THE RECORDS ->

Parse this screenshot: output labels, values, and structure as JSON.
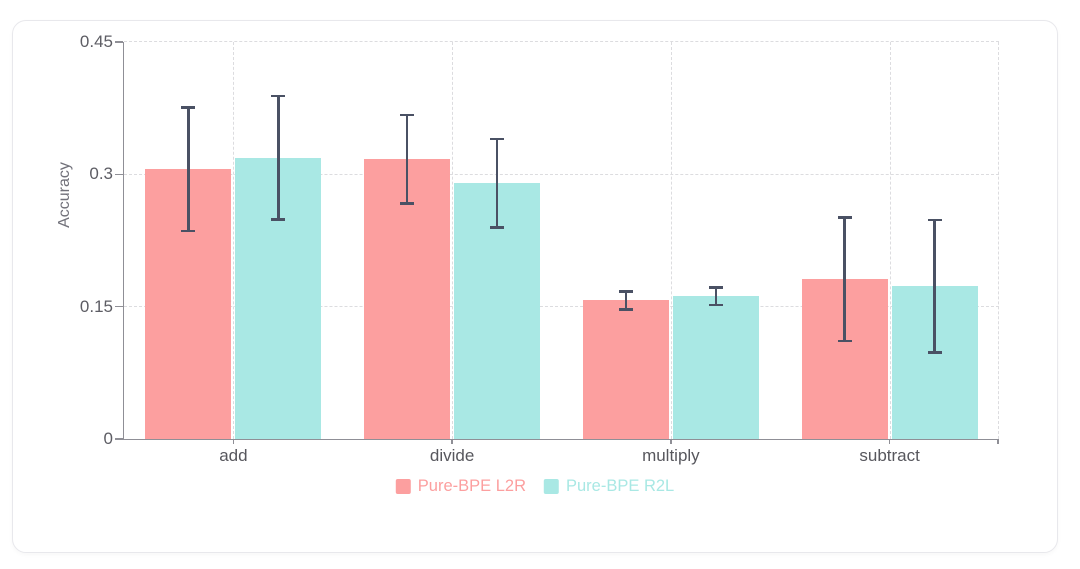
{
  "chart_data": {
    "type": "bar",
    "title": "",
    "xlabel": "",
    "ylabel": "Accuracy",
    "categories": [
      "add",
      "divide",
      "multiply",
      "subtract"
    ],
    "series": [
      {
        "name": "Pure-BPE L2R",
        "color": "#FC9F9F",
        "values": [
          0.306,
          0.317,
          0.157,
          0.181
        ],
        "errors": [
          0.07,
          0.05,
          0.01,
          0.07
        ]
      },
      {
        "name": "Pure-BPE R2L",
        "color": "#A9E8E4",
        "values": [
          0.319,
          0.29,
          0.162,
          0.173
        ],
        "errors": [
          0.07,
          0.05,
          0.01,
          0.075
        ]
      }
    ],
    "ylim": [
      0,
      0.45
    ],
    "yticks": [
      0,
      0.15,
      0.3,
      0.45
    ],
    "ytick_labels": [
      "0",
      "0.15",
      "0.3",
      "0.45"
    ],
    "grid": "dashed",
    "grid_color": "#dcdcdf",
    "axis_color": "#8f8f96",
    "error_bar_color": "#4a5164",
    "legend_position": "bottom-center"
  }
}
...
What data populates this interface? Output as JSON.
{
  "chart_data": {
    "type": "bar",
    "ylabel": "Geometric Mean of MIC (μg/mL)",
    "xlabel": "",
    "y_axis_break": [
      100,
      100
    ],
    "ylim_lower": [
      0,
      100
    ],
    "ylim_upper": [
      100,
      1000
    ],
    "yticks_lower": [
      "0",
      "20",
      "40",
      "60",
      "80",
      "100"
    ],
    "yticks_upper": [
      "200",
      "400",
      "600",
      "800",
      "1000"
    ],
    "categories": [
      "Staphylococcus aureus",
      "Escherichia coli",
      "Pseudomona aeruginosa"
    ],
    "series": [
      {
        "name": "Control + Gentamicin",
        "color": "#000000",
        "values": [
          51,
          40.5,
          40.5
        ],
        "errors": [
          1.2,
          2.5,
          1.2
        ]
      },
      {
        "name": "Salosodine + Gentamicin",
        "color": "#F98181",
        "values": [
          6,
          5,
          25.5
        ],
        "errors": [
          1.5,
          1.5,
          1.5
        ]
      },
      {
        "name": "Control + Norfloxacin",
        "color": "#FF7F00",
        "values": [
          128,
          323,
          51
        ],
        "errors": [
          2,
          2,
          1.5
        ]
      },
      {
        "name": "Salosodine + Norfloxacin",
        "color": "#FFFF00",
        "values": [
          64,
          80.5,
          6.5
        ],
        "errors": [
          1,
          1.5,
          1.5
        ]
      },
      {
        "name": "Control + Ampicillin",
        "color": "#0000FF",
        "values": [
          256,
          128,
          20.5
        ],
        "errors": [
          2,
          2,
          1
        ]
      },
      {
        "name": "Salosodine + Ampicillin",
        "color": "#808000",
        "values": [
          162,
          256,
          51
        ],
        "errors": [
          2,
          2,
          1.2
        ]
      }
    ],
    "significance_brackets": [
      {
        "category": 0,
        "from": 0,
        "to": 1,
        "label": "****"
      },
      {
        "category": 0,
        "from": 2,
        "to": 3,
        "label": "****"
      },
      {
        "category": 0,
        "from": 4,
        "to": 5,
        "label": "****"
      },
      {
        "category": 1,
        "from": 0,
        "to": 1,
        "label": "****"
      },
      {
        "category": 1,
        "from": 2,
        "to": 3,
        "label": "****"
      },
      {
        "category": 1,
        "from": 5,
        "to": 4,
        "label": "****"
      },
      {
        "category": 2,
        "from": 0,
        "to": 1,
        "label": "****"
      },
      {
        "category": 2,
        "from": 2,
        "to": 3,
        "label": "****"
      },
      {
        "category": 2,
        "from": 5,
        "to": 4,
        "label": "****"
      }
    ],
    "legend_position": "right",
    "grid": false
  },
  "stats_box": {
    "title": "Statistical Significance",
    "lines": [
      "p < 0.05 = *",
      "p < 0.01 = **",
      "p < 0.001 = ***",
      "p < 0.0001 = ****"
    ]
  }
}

OBJECTIVE -> Report the number of lines that contain "Salosodine", with no other words.

FULL OUTPUT -> 3